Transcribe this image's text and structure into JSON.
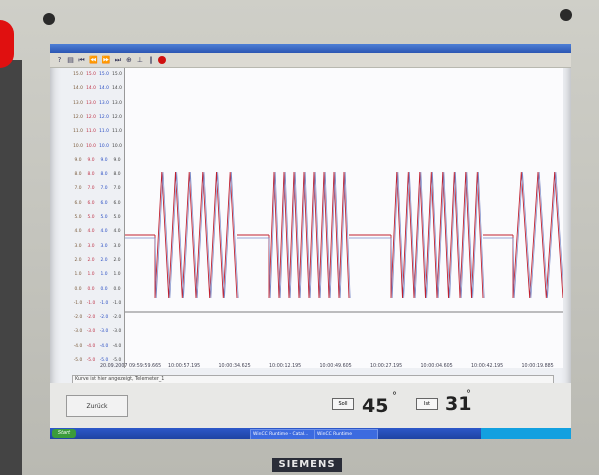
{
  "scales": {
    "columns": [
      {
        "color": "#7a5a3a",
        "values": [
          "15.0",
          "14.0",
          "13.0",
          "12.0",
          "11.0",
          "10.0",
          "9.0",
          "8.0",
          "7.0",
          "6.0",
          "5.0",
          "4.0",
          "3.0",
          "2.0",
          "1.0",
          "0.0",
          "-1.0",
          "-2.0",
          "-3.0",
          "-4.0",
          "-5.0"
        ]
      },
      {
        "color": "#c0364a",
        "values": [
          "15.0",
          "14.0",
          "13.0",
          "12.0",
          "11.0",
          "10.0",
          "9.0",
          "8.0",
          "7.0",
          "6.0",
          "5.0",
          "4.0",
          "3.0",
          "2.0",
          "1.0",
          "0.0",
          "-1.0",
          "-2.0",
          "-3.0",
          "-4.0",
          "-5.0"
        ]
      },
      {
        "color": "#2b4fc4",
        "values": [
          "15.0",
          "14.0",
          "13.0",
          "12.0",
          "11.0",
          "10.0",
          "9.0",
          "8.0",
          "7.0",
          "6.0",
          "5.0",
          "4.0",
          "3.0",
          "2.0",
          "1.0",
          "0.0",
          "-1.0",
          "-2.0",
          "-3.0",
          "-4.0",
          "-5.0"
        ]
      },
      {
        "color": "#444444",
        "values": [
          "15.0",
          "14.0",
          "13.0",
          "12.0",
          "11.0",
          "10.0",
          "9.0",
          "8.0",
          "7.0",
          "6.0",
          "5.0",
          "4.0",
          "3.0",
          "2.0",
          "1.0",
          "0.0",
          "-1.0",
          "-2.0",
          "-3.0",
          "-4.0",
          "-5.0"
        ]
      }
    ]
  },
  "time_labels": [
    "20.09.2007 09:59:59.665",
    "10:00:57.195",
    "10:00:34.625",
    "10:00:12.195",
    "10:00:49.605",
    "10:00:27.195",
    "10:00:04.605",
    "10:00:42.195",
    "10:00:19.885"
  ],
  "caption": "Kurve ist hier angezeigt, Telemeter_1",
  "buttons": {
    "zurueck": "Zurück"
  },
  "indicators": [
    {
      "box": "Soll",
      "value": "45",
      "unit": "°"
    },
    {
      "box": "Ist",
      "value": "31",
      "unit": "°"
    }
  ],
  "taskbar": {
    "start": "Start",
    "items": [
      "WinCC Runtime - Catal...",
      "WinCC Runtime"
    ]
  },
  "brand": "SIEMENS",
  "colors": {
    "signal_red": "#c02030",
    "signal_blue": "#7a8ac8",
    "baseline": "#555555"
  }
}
○ ○ ○ ○
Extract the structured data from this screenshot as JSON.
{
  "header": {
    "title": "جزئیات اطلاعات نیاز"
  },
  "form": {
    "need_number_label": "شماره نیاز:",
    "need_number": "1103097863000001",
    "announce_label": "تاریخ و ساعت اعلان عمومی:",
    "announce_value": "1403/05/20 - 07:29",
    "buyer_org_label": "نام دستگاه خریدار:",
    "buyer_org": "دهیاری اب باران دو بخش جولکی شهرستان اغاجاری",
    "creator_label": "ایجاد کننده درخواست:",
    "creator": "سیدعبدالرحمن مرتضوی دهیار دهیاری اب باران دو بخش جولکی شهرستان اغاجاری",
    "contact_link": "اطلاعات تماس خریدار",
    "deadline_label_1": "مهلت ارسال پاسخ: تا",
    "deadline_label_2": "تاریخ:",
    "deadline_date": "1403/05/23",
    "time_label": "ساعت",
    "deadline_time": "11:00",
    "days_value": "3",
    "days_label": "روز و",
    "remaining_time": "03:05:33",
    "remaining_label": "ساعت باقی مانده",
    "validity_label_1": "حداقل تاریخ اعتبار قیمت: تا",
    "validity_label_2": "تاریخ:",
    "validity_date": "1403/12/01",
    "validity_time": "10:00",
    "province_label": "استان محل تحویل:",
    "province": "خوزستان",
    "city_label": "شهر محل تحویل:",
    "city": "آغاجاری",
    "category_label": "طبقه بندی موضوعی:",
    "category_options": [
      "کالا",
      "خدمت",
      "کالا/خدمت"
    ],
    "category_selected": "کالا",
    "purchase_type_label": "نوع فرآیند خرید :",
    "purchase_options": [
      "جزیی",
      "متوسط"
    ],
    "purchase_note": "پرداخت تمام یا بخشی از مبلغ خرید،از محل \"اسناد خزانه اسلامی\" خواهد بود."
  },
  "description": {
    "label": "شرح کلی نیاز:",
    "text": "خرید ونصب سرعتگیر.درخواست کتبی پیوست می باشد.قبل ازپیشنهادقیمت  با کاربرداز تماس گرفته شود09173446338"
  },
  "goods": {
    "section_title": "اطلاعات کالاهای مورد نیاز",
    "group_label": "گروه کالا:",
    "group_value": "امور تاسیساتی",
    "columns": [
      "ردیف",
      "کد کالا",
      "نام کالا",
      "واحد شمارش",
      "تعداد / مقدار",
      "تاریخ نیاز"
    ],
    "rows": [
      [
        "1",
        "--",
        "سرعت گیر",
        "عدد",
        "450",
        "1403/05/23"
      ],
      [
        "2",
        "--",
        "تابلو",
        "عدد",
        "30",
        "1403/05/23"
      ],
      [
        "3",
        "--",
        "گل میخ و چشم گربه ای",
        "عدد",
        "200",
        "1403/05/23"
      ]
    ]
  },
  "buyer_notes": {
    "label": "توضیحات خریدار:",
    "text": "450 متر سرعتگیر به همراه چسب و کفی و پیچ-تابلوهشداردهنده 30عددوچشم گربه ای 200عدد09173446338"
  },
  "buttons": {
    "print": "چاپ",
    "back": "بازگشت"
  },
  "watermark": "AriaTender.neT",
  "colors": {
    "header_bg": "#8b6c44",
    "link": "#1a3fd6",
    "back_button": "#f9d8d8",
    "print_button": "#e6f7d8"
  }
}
○ ○ ○ ○
YOUR INSTRUCTIONS :: Count up the lines in the listing that hold the word "تحویل", and give that number only.

COMPLETE OUTPUT :: 2